== Work to complete ==
Copy every line of the entries that includes the word "contraction".

== Working data ==
BEGIN

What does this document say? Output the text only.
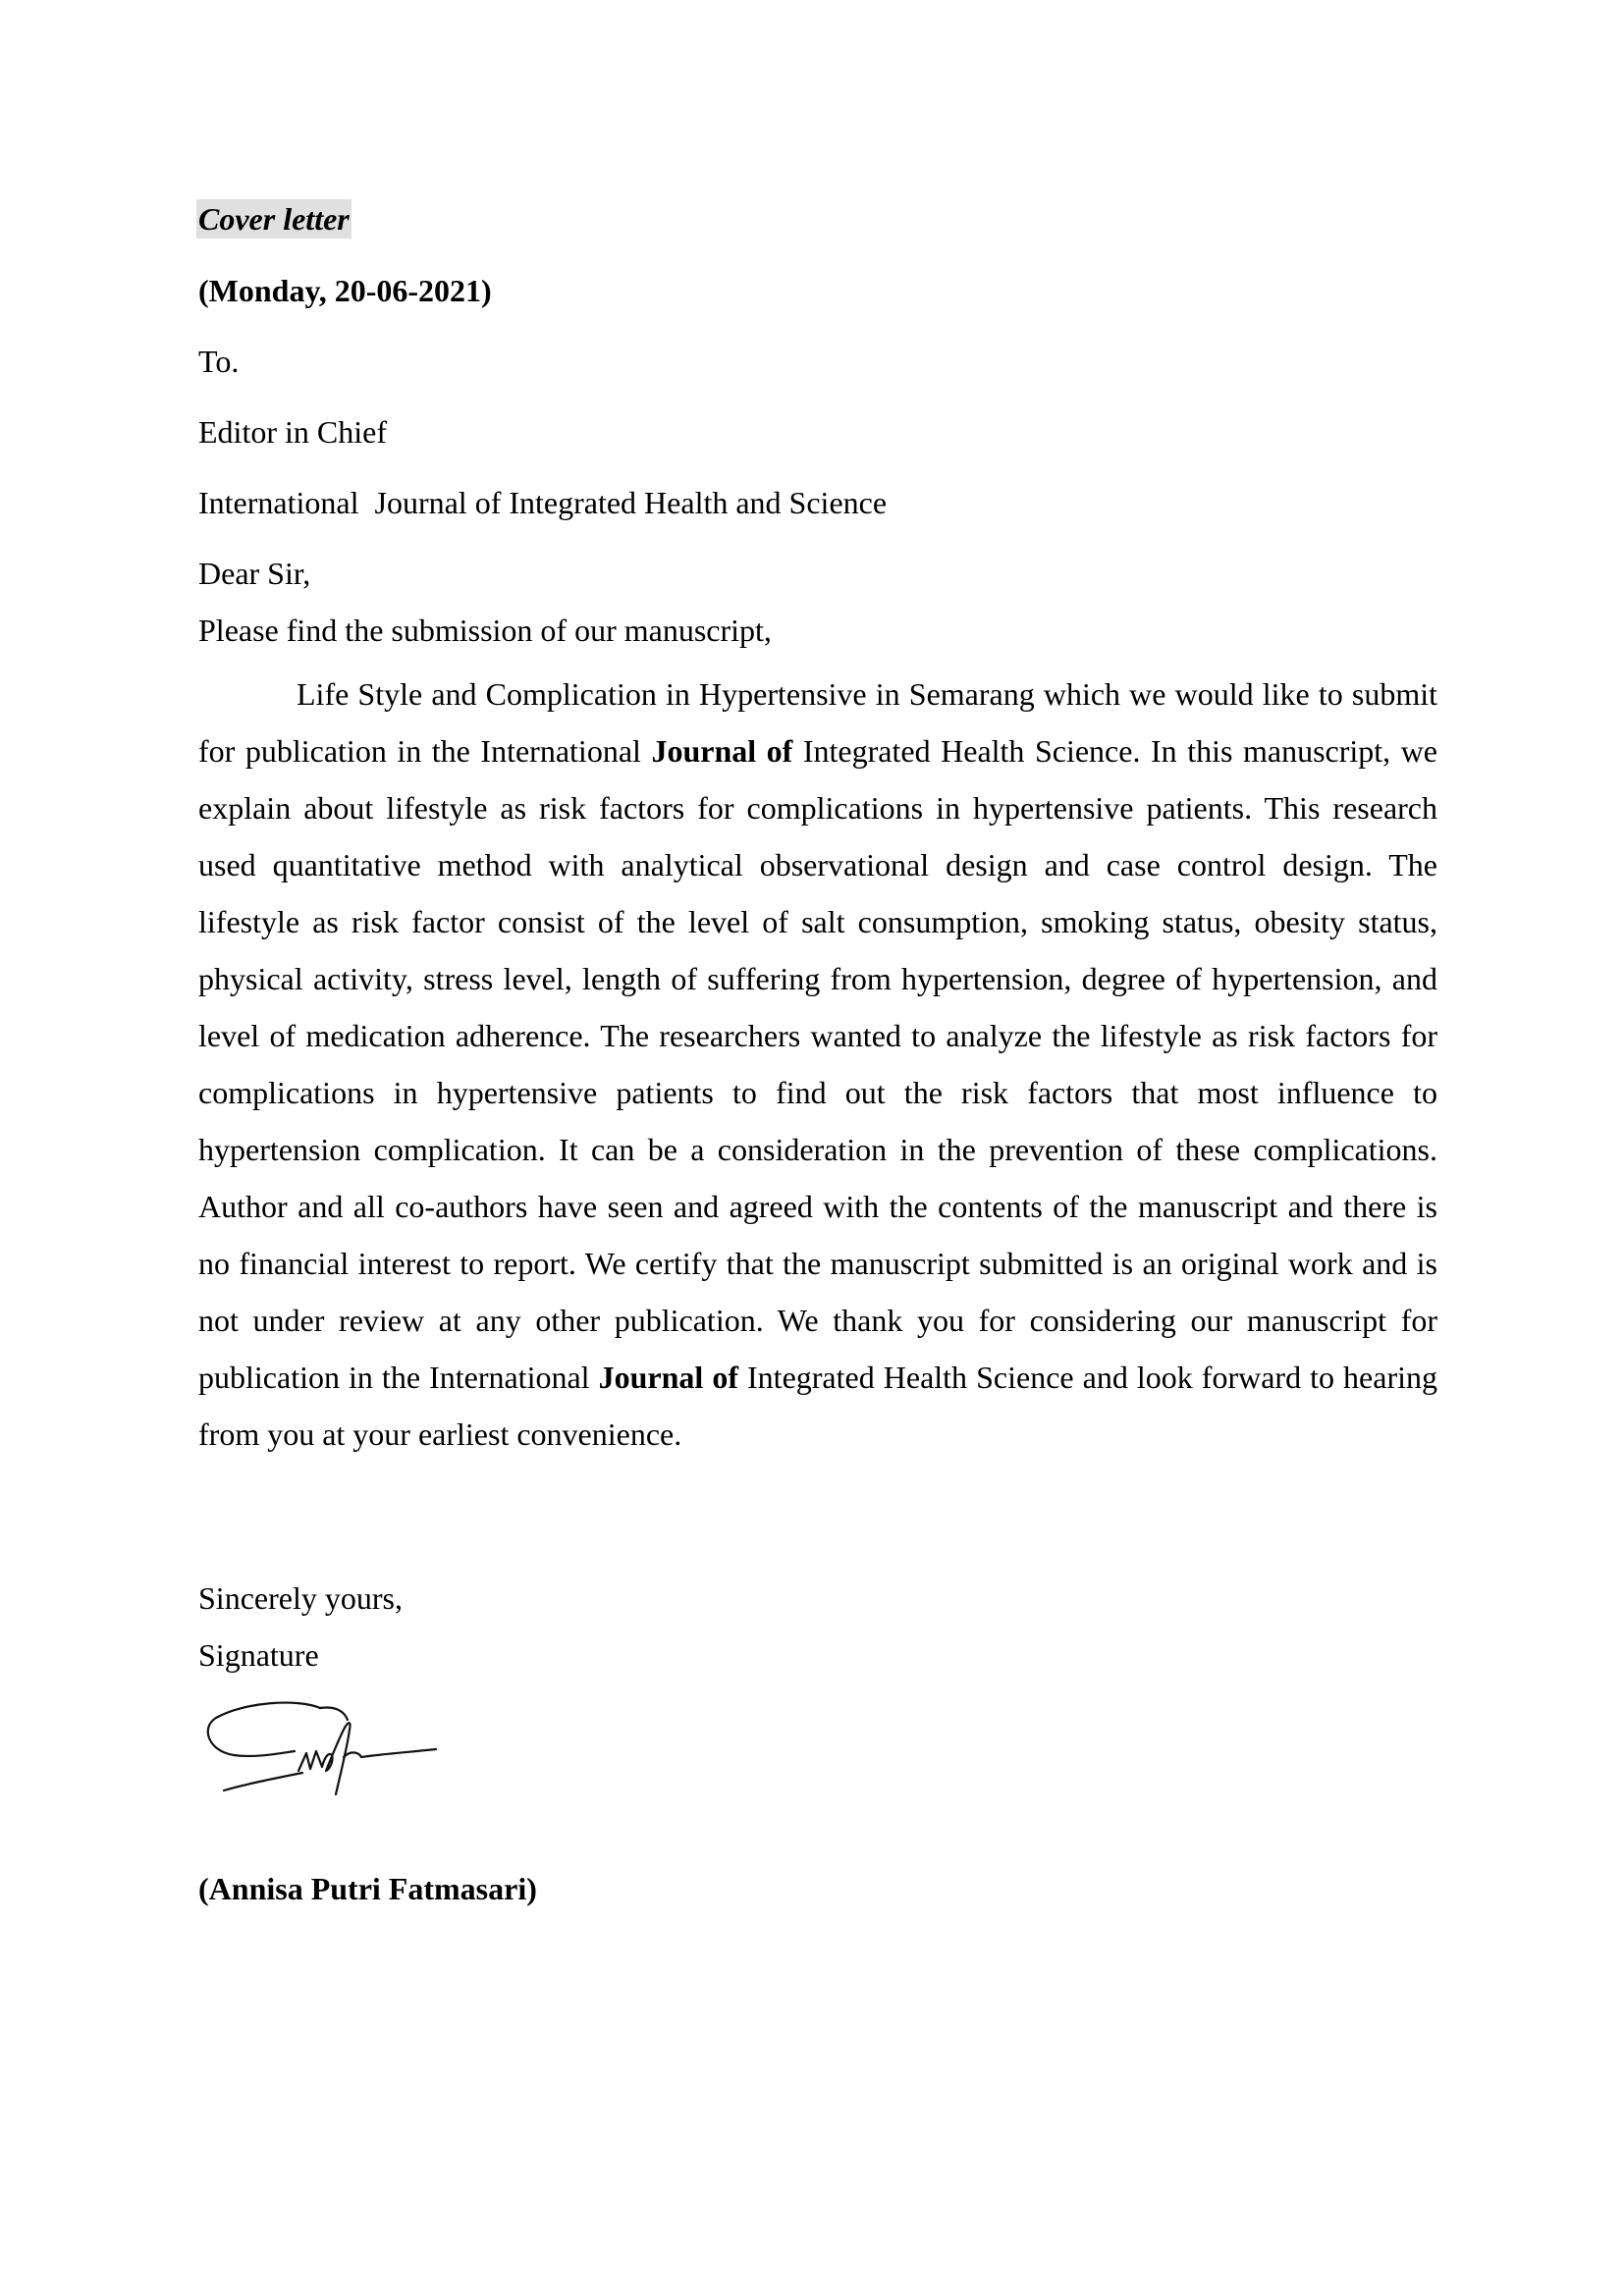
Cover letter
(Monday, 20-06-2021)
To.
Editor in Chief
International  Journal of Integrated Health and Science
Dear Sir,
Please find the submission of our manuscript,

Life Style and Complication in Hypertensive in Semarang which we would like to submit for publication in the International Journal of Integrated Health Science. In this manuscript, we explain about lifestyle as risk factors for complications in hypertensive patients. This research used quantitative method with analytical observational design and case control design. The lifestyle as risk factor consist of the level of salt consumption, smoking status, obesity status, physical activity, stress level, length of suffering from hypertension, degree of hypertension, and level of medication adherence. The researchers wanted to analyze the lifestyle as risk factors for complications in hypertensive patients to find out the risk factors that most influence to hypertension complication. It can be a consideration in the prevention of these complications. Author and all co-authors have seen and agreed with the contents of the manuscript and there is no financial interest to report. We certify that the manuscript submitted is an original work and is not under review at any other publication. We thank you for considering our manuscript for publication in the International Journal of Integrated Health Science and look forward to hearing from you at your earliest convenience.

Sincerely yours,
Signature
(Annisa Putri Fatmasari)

END
BEGIN

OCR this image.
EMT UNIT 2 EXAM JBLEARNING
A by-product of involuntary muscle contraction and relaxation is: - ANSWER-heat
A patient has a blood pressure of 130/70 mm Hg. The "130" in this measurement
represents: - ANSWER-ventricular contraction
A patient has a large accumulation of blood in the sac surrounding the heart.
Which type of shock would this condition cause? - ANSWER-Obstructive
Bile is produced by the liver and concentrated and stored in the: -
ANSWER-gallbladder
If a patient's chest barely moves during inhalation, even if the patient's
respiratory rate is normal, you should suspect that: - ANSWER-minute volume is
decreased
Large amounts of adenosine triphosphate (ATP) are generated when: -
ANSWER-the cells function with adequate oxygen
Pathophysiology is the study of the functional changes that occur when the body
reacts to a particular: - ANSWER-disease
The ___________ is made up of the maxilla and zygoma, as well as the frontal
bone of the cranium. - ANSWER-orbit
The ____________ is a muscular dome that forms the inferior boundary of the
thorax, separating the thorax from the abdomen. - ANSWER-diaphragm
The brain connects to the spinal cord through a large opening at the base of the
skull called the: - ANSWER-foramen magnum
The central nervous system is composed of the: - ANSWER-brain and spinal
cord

END

== Answer section ==
A by-product of involuntary muscle contraction and relaxation is: - ANSWER-heat
represents: - ANSWER-ventricular contraction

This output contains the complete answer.